Written task: Extract from the listing each line in which the word "Banking" appears.

Material for the task:
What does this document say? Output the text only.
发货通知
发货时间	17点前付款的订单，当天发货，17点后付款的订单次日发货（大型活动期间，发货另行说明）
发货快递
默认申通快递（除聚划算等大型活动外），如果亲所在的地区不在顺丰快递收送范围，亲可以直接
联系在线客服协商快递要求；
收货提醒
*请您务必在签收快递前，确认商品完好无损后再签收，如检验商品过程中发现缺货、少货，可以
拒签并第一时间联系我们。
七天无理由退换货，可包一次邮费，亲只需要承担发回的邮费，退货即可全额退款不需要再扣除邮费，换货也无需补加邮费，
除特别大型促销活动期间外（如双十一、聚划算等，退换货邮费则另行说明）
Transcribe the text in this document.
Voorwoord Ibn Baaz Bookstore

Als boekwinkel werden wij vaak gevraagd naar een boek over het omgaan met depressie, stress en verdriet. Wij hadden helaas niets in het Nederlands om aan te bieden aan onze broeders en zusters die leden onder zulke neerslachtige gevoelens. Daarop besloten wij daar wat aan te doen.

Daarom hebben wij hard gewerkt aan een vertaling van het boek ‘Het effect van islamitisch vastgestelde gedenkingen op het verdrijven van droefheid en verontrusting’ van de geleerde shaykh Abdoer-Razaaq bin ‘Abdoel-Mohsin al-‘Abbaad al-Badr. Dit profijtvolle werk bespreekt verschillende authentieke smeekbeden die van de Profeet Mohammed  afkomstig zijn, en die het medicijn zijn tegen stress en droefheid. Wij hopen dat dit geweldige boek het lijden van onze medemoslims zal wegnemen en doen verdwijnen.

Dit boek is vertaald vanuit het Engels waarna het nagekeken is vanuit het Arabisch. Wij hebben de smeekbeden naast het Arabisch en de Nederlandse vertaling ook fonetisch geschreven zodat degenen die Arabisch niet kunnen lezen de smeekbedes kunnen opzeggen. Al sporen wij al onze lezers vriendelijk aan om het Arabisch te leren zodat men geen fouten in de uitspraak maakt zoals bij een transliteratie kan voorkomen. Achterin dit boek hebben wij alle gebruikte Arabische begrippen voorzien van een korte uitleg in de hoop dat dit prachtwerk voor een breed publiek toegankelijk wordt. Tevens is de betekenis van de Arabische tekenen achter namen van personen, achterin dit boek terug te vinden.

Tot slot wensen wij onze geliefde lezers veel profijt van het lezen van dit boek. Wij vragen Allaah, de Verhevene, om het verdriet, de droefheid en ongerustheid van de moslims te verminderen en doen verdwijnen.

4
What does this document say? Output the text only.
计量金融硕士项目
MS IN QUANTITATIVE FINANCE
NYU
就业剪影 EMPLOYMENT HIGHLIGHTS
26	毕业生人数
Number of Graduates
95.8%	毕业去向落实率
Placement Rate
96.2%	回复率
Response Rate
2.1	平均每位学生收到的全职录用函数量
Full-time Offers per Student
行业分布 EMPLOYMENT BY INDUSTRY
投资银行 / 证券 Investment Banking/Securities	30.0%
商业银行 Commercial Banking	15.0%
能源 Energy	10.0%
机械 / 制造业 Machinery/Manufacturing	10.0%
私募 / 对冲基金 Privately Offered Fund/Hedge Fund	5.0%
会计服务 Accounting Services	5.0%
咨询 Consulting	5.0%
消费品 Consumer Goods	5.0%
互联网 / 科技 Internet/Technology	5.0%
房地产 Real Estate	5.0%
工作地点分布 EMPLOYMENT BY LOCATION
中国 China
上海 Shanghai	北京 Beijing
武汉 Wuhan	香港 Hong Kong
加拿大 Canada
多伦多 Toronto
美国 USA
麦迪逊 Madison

Expected output:
投资银行 / 证券 Investment Banking/Securities	30.0%
商业银行 Commercial Banking	15.0%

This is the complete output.